(CHALLENGE) Reproduce the entries between the line containing "x-tick-label: 2020-01-29 14:30:00" and the line containing "x-tick-label: 2020-01-25 22:00:00", inclusive.

(SOURCE MATERIAL)
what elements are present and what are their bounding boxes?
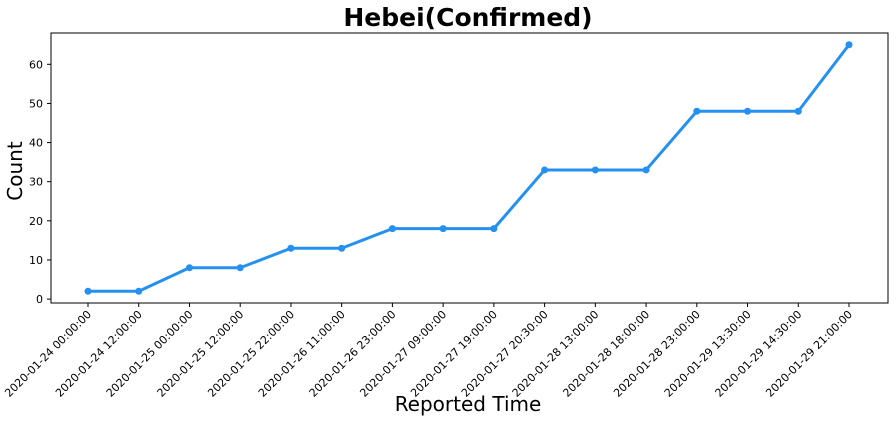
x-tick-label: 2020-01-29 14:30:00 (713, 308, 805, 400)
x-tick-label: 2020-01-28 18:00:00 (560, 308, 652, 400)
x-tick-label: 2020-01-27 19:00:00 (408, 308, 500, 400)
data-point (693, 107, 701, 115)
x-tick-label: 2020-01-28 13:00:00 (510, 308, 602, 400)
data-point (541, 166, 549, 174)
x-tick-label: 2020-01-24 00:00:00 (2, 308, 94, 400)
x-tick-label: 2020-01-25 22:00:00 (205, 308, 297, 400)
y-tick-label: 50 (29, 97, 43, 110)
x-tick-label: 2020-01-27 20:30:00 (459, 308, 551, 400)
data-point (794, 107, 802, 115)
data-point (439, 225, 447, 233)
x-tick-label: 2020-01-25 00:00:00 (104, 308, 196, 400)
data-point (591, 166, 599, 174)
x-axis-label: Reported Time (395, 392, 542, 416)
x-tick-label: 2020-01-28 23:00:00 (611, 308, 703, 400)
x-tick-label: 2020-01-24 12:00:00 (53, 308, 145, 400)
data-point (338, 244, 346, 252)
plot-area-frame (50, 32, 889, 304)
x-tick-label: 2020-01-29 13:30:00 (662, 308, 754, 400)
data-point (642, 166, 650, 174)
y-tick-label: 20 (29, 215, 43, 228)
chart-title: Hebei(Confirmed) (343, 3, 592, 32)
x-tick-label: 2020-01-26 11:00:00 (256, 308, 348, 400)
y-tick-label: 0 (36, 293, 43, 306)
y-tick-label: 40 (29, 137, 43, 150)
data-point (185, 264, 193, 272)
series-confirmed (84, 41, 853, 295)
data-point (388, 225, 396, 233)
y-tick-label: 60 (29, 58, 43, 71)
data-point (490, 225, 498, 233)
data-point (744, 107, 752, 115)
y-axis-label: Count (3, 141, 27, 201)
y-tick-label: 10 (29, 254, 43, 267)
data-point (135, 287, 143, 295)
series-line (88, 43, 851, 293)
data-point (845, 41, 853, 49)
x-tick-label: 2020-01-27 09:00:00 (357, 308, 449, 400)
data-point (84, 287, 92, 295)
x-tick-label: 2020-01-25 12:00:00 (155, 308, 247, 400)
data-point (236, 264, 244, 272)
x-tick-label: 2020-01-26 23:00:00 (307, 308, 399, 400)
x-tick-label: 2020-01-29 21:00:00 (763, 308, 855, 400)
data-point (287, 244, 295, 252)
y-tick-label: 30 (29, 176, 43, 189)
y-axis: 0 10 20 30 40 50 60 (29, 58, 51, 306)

* * *

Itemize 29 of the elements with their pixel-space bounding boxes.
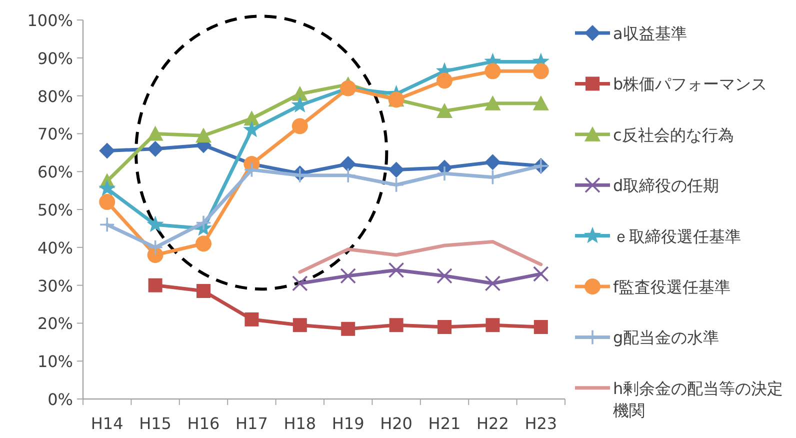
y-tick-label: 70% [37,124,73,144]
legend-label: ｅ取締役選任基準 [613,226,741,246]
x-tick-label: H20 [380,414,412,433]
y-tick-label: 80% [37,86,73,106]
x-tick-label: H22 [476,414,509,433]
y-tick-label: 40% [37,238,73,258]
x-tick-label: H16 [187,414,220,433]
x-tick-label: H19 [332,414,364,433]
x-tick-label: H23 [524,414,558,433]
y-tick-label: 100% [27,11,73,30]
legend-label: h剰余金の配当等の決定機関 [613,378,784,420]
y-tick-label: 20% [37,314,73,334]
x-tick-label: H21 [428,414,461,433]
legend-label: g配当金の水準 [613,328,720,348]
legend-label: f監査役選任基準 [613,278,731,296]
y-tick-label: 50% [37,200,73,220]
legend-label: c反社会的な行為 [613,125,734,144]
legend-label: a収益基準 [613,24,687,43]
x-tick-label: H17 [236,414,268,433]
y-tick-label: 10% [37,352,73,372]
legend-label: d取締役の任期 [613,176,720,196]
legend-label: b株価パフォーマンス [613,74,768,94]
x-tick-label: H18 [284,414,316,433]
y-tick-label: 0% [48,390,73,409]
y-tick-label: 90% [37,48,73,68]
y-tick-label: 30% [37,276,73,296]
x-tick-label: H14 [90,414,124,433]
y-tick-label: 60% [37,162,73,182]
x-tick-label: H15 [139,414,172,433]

(EXERCISE SOLUTION)
x-tick-label: 2020-01-29 14:30:00 (713, 308, 805, 400)
x-tick-label: 2020-01-28 18:00:00 (560, 308, 652, 400)
x-tick-label: 2020-01-27 19:00:00 (408, 308, 500, 400)
data-point (693, 107, 701, 115)
x-tick-label: 2020-01-28 13:00:00 (510, 308, 602, 400)
data-point (541, 166, 549, 174)
x-tick-label: 2020-01-24 00:00:00 (2, 308, 94, 400)
x-tick-label: 2020-01-25 22:00:00 (205, 308, 297, 400)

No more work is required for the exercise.